# Records shown start

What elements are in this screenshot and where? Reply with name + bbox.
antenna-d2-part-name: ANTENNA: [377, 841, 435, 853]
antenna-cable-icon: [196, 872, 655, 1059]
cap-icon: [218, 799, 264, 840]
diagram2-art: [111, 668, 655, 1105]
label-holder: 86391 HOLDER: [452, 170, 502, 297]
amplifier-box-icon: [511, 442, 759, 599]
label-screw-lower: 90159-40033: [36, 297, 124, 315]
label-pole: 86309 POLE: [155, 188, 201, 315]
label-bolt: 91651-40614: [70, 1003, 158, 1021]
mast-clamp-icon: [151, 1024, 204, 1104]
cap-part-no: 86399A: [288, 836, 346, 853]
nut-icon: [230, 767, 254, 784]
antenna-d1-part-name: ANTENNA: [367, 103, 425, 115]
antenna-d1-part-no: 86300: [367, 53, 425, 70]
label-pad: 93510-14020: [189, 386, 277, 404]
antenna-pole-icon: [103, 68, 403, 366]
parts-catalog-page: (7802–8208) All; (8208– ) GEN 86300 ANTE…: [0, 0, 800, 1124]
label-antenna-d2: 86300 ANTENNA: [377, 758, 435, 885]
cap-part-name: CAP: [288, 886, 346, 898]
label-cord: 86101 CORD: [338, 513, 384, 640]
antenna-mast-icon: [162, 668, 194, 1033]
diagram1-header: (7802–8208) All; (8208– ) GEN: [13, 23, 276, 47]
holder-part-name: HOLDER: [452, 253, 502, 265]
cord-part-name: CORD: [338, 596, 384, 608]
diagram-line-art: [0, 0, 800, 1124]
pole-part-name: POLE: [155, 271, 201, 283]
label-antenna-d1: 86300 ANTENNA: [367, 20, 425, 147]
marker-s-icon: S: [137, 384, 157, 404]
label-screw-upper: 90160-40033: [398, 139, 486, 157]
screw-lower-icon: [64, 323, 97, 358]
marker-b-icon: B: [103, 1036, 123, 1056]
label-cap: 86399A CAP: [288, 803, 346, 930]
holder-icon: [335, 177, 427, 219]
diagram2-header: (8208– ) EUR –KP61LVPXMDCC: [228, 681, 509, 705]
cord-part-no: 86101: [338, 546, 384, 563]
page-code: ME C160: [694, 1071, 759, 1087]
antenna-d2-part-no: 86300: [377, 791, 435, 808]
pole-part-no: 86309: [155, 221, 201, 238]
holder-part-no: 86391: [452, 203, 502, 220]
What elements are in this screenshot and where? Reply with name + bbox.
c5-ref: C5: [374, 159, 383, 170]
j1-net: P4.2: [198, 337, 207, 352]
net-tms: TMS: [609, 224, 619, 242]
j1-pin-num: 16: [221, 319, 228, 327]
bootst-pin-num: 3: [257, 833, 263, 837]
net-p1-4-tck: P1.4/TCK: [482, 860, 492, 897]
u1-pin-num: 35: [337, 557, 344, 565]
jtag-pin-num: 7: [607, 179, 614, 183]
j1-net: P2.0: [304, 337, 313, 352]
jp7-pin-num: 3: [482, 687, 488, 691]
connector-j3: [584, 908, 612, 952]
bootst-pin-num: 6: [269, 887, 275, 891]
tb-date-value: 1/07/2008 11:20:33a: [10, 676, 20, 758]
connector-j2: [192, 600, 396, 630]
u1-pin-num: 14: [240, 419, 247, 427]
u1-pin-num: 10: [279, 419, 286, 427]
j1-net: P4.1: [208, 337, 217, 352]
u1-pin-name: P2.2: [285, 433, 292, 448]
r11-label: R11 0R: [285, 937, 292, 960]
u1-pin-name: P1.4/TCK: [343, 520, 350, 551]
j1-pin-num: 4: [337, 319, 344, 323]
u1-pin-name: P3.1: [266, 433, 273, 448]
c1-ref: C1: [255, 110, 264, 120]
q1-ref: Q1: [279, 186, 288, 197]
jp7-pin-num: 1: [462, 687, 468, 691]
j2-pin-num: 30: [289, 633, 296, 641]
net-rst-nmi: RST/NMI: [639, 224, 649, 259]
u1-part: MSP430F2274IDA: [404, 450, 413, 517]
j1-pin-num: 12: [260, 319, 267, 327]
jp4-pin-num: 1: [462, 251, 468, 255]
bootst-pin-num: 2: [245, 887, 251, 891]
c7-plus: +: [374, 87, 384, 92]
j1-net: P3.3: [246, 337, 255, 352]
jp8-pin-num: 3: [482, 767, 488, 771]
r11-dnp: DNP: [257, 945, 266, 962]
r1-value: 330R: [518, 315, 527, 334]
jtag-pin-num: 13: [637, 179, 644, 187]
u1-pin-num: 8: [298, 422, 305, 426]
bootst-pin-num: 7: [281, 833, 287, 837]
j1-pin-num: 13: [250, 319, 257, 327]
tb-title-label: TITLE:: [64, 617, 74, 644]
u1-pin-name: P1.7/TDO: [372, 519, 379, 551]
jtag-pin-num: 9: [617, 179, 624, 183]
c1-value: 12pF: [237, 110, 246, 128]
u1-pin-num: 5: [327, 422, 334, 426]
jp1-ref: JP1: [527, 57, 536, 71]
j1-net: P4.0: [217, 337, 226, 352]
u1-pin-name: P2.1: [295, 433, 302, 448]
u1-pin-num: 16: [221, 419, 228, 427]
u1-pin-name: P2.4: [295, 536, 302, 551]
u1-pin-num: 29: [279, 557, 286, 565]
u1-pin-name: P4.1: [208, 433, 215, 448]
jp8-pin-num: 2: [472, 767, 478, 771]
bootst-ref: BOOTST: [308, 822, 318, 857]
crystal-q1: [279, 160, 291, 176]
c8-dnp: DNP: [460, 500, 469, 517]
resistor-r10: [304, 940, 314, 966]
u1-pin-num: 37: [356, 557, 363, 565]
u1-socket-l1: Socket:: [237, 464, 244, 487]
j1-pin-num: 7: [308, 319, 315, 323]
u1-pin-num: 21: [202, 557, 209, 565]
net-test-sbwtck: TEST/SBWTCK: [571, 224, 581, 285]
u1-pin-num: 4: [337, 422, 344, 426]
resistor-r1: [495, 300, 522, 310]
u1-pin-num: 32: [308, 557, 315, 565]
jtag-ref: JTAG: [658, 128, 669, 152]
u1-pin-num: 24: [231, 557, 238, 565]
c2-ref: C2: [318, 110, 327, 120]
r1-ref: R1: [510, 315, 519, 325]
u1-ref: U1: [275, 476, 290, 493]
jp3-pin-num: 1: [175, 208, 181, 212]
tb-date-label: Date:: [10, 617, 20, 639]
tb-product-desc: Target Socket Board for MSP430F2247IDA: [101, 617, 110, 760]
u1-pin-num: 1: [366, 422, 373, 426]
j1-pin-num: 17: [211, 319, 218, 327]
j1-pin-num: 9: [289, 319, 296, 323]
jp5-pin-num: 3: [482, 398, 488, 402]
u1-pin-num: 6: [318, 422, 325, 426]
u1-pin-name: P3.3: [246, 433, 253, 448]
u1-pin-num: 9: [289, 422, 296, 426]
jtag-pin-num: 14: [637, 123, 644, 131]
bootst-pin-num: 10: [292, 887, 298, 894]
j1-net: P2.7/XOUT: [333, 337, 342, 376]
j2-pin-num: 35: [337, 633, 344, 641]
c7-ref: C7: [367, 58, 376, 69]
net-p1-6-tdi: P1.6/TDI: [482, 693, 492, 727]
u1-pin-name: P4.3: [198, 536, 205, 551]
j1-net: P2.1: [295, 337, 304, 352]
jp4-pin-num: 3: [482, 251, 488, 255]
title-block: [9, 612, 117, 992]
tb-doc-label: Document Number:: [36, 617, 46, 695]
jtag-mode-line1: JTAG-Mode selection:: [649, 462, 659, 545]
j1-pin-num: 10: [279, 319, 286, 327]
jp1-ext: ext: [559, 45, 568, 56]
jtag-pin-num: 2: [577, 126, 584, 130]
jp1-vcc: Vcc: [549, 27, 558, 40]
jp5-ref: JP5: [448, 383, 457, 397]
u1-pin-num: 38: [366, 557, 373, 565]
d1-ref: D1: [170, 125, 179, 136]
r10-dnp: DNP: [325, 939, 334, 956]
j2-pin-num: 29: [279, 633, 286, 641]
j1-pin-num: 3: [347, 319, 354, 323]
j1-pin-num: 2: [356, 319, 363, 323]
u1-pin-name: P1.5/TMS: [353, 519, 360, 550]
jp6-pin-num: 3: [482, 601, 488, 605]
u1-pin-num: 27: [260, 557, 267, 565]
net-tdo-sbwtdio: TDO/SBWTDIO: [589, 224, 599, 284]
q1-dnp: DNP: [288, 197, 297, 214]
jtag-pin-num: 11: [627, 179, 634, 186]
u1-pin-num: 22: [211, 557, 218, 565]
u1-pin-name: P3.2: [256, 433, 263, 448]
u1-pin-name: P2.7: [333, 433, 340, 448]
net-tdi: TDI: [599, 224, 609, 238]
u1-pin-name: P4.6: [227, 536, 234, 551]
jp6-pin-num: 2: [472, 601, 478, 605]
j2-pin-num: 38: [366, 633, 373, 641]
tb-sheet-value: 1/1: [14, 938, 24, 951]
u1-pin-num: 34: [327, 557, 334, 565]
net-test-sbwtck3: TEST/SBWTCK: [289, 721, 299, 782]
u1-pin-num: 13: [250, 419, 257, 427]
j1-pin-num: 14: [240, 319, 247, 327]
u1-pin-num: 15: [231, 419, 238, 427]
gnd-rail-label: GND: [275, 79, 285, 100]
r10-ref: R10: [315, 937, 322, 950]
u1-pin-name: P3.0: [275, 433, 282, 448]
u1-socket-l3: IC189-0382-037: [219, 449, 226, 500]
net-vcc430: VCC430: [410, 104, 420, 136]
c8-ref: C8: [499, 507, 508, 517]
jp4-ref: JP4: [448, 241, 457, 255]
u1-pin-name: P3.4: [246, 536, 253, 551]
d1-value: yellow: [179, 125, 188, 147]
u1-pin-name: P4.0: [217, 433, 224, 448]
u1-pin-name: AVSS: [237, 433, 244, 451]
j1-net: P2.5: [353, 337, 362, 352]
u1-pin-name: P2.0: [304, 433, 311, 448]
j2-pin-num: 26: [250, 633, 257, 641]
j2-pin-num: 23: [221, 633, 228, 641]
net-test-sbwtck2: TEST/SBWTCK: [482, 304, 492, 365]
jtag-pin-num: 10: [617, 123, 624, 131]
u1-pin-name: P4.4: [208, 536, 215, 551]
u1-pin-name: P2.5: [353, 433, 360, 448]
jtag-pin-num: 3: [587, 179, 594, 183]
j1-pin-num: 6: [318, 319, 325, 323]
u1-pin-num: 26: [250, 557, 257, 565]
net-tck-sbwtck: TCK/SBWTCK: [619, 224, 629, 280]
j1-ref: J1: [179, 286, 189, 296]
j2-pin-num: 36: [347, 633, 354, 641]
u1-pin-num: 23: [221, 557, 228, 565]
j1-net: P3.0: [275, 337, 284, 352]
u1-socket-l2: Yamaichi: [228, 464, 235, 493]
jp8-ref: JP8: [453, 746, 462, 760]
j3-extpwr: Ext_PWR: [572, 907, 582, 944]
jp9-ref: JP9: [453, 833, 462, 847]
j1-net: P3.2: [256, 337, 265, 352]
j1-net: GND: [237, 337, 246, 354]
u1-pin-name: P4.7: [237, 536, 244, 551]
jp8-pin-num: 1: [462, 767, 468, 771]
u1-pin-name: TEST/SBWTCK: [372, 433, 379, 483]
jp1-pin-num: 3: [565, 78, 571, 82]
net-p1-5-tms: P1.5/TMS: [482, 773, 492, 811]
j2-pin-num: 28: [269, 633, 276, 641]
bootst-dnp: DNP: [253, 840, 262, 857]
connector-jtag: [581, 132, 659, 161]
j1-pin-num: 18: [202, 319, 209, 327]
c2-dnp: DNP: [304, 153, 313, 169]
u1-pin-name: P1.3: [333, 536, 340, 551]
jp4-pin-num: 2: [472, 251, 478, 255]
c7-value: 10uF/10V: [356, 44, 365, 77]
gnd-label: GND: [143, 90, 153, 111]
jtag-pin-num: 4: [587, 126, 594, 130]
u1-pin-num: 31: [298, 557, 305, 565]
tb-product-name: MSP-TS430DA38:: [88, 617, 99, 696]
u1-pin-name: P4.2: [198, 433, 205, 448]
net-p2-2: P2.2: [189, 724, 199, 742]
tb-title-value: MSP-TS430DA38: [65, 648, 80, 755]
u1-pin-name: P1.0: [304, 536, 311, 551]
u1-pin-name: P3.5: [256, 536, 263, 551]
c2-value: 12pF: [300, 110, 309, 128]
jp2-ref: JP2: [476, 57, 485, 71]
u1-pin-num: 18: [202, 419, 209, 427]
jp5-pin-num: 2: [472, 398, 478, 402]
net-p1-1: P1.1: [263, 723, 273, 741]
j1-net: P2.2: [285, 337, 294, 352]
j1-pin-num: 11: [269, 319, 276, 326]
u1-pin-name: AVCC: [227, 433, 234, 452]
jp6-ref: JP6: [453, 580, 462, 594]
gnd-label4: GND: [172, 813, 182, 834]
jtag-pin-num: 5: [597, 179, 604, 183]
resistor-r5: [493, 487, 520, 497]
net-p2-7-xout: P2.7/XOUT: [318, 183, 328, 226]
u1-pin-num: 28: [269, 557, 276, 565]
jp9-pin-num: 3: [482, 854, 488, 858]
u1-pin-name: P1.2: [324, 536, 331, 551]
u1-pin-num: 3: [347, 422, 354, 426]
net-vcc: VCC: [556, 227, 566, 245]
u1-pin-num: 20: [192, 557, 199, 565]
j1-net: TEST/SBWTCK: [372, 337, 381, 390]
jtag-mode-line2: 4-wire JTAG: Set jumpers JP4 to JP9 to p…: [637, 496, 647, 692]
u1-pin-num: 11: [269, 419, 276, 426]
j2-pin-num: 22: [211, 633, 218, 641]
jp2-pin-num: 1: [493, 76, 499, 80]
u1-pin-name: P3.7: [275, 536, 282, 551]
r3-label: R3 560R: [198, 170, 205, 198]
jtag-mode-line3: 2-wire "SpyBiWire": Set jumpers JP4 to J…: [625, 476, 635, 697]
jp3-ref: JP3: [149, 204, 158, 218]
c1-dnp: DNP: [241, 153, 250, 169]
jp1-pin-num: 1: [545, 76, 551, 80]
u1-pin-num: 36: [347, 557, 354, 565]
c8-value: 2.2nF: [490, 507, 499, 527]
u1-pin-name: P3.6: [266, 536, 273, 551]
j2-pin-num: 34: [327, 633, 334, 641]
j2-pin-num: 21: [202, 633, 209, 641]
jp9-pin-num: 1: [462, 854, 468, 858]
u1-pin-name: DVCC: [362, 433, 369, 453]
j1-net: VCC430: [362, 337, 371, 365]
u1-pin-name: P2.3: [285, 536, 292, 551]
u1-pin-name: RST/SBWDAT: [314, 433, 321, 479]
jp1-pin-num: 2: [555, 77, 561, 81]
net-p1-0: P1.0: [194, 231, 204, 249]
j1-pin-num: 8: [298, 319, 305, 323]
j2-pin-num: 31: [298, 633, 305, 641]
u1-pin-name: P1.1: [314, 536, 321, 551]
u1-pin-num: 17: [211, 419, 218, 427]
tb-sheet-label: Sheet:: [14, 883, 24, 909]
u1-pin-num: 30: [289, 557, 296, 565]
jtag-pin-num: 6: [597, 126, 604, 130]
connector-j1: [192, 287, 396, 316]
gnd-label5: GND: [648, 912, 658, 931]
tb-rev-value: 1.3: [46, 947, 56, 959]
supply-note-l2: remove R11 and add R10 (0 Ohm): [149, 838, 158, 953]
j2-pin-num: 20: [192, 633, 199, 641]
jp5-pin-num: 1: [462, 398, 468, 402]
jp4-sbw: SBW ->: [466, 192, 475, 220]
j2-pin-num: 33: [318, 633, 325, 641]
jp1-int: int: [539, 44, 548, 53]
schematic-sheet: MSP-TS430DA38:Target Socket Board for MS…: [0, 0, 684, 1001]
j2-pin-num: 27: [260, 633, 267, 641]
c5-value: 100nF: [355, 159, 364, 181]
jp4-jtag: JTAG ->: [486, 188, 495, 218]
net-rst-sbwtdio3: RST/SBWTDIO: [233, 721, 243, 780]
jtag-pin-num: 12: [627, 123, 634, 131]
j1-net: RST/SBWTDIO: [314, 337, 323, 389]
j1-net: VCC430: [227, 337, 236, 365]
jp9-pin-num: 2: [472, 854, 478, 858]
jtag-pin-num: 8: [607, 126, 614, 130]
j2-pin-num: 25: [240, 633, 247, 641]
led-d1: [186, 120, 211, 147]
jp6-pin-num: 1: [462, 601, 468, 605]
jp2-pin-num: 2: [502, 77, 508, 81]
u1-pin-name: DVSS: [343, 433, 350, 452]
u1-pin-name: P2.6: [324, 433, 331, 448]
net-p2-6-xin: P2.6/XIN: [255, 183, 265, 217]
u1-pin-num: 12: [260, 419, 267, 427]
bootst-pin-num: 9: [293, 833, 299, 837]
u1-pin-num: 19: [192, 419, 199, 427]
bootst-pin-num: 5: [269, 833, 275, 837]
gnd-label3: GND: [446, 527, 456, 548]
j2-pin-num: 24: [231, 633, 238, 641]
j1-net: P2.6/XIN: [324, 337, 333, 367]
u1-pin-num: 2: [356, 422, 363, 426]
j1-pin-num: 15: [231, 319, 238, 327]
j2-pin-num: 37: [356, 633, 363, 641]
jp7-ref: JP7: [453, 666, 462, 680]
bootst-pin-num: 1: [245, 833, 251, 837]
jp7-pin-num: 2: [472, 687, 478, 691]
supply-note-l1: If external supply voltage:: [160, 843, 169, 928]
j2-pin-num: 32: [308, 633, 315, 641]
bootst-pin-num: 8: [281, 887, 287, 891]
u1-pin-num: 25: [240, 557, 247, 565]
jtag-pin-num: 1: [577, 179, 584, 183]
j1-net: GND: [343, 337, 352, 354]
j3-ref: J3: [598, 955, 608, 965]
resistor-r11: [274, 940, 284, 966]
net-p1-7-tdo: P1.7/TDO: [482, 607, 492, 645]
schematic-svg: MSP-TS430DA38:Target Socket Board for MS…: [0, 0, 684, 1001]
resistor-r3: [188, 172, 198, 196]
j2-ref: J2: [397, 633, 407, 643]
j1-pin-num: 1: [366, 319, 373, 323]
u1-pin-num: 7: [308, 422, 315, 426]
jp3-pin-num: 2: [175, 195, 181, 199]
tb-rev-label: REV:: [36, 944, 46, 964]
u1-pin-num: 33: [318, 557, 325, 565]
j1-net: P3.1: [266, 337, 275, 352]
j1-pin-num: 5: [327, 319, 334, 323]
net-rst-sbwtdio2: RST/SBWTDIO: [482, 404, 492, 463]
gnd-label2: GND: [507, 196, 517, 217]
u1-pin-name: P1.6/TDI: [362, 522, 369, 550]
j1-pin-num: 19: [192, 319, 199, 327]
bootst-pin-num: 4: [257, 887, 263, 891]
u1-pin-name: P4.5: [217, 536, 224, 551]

# Records shown end

# The request
Write out again, unchanged, the stretch of lines above from the very first line through the line containing "label-holder: 86391 HOLDER: [452, 170, 502, 297]".

# Output
What elements are in this screenshot and where? Reply with name + bbox.
antenna-d2-part-name: ANTENNA: [377, 841, 435, 853]
antenna-cable-icon: [196, 872, 655, 1059]
cap-icon: [218, 799, 264, 840]
diagram2-art: [111, 668, 655, 1105]
label-holder: 86391 HOLDER: [452, 170, 502, 297]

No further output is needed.